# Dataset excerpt

_ _ _ _ _ _ _

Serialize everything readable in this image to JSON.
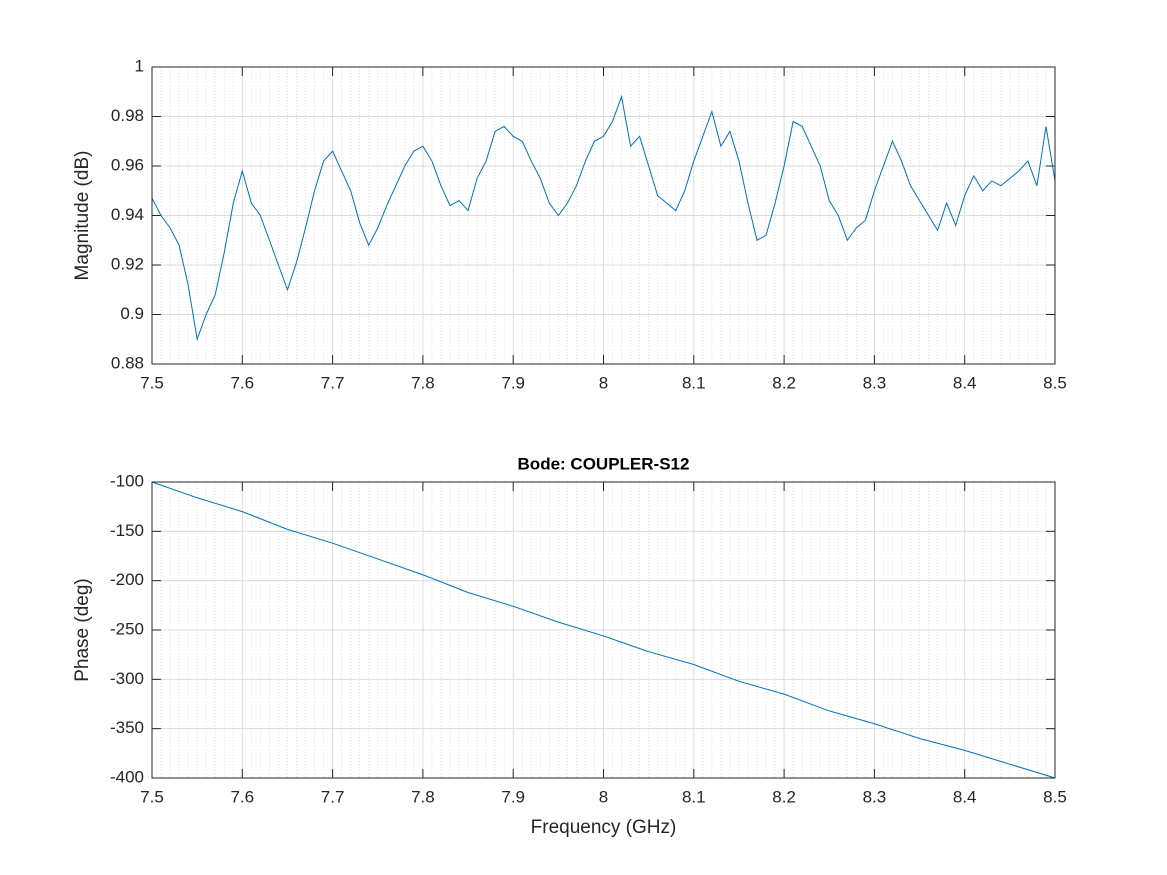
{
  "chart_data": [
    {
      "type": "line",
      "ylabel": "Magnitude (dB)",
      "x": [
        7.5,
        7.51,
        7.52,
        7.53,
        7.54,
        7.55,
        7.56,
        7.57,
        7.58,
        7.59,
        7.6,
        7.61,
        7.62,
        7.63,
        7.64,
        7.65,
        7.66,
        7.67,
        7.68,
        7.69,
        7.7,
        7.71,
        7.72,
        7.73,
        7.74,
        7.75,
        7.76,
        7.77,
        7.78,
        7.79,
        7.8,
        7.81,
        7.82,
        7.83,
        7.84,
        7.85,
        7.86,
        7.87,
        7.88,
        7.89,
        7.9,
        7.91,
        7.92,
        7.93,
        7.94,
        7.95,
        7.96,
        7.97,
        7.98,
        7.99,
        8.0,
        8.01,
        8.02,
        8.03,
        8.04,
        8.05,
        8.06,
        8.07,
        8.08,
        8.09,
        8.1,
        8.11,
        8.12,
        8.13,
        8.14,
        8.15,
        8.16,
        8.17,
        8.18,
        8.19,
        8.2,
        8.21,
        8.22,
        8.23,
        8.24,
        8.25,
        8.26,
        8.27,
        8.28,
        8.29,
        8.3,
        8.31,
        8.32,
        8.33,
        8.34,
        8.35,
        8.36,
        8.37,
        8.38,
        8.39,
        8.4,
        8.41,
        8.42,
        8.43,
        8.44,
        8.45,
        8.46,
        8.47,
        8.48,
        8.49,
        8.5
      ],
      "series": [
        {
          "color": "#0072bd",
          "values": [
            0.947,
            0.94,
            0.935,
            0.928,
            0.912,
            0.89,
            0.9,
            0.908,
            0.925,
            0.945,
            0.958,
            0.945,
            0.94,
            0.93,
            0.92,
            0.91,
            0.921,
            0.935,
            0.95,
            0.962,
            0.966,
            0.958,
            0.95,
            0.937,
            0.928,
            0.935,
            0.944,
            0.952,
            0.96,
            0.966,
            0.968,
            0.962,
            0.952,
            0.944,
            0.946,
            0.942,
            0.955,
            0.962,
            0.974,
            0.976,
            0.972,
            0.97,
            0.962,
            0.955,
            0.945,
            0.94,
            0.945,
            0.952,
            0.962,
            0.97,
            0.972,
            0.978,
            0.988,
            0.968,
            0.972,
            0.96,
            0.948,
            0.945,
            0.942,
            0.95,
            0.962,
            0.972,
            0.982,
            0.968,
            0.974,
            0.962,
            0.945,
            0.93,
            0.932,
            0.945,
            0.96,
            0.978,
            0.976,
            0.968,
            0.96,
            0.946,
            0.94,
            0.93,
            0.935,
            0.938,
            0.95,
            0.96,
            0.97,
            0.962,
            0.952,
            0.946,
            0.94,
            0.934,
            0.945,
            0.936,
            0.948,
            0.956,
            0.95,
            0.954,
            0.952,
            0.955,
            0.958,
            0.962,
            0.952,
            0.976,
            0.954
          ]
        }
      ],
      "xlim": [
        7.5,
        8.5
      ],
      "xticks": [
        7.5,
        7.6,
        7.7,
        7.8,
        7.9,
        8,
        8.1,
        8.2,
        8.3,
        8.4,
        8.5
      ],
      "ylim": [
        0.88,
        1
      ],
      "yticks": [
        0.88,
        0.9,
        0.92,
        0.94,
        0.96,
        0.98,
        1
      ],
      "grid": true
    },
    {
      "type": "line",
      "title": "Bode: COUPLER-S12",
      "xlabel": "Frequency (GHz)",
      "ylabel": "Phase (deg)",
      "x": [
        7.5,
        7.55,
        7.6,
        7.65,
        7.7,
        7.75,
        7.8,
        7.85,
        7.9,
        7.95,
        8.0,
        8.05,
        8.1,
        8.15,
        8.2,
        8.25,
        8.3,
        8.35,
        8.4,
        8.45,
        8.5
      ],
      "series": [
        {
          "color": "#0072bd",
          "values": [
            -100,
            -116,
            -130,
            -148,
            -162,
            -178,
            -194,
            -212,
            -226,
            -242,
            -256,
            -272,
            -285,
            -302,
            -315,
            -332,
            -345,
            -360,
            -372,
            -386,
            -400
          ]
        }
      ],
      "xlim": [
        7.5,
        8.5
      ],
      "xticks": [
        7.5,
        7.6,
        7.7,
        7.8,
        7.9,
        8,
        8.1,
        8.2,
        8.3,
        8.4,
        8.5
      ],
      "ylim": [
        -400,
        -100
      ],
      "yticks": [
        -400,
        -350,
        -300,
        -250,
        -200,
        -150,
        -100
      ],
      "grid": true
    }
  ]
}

_ _ _ _ _ _ _

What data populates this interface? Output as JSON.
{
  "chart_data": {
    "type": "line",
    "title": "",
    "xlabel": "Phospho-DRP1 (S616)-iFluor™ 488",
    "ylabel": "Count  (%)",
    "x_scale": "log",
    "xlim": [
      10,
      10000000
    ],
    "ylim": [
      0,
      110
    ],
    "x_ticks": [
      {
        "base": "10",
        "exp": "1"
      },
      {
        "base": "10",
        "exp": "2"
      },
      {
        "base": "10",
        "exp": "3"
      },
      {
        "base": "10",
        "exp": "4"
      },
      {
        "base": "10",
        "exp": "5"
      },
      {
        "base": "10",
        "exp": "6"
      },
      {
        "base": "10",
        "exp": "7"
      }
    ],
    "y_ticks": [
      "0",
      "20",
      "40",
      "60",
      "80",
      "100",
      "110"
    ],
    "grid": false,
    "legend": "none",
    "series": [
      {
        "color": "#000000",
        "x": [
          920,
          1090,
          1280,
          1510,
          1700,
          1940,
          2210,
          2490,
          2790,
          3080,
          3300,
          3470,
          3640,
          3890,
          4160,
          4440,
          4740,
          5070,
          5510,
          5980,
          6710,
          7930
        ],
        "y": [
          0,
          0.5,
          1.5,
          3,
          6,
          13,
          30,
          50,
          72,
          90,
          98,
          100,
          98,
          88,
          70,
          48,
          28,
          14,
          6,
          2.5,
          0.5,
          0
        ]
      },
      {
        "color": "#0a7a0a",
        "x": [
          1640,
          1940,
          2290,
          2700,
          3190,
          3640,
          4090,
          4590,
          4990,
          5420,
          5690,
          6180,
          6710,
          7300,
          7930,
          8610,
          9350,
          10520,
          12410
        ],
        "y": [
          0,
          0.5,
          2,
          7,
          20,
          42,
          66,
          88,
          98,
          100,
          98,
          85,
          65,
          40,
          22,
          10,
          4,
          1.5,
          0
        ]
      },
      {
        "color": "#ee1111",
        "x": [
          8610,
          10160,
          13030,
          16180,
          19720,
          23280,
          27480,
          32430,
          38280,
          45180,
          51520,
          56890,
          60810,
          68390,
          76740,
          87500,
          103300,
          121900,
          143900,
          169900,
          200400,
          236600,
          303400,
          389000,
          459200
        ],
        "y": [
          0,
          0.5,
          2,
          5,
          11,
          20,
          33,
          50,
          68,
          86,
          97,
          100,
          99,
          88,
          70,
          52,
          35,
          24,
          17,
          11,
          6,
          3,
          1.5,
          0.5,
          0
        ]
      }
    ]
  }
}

_ _ _ _ _ _ _

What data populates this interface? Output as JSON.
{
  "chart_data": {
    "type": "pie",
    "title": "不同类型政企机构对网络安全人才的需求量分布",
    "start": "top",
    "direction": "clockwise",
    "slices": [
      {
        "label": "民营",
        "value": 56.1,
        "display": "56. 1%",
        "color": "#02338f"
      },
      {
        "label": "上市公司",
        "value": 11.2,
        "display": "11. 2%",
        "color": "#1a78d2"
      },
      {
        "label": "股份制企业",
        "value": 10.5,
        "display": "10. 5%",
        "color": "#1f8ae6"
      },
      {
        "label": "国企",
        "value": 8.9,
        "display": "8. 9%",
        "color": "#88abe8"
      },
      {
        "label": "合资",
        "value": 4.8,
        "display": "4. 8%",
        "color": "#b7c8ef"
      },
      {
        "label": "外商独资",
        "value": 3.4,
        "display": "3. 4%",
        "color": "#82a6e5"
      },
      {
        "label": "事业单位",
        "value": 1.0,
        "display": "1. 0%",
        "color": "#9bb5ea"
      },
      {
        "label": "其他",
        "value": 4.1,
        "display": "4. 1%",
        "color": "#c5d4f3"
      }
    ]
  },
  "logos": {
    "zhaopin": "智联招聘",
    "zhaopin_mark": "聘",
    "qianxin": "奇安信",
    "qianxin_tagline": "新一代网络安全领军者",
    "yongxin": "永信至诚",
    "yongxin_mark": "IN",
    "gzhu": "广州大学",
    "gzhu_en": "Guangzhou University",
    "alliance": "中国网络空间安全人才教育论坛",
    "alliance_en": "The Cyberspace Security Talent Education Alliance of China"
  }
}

_ _ _ _ _ _ _

# Exercise description
Only the number is wanted: how many lines of the material contain the word "ylabel"?

# Answer for the task
3